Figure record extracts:
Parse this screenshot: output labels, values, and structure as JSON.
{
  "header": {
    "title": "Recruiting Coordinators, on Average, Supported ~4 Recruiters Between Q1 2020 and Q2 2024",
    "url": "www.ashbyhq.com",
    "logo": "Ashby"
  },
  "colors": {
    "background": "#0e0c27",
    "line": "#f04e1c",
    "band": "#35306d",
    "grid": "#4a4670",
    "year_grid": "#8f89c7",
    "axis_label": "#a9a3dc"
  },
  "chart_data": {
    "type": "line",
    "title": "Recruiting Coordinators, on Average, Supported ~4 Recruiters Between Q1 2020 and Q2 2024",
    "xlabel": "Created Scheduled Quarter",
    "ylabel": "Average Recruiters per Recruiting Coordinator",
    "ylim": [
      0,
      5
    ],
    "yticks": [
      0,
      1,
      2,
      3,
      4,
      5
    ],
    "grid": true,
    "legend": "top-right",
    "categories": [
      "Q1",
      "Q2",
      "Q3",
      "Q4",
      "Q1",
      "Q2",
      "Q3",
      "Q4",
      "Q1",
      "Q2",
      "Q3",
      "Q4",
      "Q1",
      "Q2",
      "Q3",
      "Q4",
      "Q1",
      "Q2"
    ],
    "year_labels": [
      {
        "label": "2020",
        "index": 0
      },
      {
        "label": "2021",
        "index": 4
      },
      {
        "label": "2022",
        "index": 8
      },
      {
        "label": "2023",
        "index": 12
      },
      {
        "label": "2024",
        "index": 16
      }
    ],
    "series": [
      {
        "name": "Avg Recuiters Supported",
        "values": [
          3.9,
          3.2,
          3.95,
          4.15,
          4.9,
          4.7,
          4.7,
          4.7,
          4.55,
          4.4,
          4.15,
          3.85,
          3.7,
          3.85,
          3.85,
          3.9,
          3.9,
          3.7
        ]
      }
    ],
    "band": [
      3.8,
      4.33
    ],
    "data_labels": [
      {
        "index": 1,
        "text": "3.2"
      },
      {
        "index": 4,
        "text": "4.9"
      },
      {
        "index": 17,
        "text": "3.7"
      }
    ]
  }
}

• _Exercise description_
How many lines in the listing above contain the string "values"? Answer with the number only.

• _Solution to this task_
2